Given problem: Please count the lines in the listing below where the word "image" appears. Give the number only.

Exercise material:

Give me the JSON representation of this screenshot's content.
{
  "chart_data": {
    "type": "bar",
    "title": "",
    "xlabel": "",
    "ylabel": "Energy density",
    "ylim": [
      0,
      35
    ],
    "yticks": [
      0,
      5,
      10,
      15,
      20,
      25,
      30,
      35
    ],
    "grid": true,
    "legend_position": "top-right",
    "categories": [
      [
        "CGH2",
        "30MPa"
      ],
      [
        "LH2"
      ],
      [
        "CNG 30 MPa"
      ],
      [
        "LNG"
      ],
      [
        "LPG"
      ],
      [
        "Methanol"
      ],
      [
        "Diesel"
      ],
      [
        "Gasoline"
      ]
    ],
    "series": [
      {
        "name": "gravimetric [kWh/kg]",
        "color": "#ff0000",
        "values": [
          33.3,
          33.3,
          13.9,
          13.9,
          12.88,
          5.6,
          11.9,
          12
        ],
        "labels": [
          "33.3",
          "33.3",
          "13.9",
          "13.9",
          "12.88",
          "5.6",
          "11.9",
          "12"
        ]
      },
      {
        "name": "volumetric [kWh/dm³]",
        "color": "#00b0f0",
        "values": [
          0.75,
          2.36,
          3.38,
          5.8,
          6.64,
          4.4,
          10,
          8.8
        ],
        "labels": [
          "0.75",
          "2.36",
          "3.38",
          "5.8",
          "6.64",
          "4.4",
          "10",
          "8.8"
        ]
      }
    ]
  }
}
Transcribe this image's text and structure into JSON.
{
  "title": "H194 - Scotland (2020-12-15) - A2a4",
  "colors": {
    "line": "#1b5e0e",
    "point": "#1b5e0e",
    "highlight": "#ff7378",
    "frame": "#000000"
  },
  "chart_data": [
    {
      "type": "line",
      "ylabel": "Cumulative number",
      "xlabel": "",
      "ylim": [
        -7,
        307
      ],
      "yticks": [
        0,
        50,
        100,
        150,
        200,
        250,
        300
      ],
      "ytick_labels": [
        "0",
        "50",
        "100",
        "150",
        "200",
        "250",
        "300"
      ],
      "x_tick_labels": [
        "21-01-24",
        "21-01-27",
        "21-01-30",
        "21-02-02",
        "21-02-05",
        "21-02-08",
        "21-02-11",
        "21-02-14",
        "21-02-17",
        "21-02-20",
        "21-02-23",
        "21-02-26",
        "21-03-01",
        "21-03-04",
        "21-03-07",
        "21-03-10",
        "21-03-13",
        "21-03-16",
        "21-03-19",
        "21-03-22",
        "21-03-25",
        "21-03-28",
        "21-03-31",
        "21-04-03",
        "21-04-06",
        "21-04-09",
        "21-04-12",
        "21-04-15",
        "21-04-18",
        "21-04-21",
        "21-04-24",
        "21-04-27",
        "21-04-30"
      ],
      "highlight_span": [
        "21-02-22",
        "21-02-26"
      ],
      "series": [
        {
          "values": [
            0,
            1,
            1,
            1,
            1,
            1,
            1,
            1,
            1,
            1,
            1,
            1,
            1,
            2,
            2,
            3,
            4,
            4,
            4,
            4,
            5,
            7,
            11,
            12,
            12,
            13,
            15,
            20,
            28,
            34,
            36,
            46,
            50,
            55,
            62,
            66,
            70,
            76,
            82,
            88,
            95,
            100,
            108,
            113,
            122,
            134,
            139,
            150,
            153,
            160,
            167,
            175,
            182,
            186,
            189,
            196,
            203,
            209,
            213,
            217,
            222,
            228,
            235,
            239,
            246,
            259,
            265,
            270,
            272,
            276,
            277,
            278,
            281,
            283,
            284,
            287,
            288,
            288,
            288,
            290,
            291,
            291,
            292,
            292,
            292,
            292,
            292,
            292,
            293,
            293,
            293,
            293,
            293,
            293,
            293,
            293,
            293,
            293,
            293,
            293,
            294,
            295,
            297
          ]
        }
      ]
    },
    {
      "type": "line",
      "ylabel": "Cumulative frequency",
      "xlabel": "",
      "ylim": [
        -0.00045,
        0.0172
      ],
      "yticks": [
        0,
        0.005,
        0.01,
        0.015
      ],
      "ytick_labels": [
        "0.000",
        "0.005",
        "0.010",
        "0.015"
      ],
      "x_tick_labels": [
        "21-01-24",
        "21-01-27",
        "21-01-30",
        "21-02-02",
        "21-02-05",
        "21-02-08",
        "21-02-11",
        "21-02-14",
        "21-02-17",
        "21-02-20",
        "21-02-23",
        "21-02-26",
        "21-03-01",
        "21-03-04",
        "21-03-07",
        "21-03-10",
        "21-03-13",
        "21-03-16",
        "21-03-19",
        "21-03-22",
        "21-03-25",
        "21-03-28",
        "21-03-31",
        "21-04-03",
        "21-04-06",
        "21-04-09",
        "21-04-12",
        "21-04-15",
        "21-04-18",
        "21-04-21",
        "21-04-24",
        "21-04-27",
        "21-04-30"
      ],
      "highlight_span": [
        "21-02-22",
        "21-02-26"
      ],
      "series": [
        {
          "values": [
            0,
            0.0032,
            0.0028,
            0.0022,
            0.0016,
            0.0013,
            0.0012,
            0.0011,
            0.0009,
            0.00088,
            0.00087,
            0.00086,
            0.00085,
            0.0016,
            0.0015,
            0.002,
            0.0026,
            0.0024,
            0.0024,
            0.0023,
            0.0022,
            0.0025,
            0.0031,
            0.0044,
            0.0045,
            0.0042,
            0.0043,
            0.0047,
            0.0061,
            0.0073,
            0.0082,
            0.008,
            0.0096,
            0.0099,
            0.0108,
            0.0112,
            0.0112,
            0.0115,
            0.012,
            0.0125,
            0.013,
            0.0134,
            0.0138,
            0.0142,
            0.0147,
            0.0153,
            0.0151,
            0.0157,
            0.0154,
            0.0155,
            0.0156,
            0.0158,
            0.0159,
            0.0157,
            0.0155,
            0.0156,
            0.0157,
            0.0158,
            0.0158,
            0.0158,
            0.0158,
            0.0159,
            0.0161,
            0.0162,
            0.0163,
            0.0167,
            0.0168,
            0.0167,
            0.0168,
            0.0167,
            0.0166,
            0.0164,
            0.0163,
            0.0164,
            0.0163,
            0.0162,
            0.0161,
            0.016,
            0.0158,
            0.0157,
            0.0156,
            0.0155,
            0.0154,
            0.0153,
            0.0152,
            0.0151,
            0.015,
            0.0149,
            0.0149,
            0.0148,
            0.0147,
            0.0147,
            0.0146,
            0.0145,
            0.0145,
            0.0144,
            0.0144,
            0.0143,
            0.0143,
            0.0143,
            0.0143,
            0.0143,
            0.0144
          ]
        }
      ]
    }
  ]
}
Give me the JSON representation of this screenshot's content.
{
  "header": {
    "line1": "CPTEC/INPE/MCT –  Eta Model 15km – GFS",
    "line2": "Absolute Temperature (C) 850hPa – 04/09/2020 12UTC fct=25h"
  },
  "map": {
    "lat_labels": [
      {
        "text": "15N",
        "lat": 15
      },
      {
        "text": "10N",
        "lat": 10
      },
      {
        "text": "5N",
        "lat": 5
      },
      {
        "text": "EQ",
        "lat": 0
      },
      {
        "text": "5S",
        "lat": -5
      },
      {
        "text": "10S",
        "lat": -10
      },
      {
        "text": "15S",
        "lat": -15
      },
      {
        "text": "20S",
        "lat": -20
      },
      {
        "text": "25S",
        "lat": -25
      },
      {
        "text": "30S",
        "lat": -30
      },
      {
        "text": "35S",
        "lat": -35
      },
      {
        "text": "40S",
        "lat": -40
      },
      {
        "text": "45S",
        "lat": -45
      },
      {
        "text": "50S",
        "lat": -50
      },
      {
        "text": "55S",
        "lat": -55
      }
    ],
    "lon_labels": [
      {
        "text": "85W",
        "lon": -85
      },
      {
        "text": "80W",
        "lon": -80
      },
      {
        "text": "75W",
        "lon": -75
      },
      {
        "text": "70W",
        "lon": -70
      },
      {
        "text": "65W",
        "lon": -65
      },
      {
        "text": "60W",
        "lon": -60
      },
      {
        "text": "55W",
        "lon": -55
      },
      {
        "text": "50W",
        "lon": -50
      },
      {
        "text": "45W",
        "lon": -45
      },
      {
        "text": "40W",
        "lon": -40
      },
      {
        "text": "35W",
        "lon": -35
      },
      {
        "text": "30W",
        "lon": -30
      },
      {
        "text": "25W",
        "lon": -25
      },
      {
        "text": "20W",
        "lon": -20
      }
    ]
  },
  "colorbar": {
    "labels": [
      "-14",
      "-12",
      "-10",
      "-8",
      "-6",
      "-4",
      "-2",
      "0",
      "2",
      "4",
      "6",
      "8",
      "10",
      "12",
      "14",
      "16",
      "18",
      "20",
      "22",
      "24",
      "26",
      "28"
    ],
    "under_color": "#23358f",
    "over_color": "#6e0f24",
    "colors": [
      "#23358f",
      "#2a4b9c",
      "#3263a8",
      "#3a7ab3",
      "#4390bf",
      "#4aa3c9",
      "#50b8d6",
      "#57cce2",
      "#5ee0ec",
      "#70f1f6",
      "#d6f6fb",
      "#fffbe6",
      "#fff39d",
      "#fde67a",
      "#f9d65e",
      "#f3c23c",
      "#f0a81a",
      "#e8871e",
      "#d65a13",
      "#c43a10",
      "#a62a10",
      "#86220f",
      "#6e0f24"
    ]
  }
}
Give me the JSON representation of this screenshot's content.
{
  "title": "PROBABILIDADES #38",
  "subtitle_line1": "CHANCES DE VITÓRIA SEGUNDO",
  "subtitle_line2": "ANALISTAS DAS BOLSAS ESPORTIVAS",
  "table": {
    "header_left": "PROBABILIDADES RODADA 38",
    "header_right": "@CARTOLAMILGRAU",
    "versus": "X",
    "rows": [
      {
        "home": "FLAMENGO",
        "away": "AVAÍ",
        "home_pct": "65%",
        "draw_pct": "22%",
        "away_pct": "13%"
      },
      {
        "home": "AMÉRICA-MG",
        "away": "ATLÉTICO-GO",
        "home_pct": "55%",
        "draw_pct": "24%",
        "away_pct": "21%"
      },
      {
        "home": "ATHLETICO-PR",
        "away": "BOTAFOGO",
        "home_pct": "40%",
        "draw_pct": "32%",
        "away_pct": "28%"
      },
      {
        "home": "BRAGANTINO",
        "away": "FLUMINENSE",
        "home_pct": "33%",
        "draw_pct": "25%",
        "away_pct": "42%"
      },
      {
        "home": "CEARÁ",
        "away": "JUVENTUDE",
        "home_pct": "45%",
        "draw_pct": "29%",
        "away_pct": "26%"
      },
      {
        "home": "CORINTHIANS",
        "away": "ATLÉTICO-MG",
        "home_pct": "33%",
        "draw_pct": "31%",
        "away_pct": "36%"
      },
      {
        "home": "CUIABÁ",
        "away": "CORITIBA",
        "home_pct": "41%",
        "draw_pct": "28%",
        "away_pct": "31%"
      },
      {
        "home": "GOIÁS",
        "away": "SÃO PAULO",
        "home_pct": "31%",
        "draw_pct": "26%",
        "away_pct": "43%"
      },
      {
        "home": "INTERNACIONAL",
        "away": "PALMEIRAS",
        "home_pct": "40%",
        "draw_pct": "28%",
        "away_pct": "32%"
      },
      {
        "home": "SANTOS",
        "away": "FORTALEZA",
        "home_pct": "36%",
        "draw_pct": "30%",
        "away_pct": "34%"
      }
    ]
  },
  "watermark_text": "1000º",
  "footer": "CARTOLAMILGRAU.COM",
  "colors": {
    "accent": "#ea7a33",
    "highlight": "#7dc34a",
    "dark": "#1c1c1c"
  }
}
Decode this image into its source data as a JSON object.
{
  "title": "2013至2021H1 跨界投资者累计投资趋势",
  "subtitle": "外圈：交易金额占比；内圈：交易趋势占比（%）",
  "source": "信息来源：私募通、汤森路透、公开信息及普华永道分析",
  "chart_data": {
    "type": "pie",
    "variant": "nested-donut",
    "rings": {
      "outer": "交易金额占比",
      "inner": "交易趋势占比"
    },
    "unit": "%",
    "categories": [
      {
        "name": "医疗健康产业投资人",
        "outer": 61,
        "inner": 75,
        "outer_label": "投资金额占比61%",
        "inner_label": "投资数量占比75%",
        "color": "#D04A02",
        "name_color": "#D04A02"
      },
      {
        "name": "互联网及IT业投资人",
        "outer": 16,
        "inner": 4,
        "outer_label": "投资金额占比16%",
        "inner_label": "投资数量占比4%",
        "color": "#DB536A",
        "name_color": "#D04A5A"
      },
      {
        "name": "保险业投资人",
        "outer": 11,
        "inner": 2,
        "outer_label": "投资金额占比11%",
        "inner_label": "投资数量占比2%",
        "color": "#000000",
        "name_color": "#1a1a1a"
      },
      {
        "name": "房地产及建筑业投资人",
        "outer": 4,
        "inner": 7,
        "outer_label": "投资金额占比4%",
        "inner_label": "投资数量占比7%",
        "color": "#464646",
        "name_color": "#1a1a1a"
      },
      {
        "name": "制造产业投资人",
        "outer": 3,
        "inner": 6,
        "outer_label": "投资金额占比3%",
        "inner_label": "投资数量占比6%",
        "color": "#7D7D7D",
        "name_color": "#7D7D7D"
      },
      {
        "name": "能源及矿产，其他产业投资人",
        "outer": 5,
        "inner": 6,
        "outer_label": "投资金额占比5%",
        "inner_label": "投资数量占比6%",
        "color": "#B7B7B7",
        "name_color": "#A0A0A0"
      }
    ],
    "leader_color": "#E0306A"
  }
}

Result: 2